[Start Data rows]
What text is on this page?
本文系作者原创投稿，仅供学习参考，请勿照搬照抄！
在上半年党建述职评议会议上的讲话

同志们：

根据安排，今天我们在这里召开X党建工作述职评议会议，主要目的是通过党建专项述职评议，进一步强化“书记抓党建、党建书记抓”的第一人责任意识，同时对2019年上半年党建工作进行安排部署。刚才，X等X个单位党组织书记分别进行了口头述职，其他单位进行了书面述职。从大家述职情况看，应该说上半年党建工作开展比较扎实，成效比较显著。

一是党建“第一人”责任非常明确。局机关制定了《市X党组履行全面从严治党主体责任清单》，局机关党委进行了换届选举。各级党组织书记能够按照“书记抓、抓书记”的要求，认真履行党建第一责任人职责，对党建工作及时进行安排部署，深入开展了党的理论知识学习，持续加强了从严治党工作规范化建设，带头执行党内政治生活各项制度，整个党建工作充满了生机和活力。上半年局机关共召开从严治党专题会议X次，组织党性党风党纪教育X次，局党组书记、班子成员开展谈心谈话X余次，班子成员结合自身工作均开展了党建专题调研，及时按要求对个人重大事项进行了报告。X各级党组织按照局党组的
[End Data rows]
[Start Data rows]
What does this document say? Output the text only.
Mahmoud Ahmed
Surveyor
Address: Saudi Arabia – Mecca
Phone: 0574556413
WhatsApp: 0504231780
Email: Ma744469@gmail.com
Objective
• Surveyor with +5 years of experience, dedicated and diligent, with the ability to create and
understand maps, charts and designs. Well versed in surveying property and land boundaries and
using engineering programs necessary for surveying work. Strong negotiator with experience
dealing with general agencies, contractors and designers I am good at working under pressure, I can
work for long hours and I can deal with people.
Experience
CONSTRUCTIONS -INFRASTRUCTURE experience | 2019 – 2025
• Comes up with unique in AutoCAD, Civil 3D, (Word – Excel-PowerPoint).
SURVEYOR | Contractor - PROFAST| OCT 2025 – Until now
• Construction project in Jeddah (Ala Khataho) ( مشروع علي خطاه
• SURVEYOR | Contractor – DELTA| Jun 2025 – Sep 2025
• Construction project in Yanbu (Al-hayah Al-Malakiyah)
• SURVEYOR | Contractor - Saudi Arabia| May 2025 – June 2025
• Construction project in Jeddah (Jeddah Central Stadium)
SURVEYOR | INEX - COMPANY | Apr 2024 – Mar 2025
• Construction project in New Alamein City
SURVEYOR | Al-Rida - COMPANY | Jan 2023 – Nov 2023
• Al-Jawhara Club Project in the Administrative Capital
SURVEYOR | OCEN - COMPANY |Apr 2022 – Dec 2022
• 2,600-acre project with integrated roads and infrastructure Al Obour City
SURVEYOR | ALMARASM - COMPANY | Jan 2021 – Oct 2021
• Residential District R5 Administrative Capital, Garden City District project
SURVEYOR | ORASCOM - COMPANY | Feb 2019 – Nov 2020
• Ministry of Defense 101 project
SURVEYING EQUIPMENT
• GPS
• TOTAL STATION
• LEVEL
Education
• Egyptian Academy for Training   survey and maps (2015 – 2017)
[End Data rows]
### Exercise prompt
Report the number of lines in the listing where the string "COMPANY" appears, and nothing besides.

### Response
5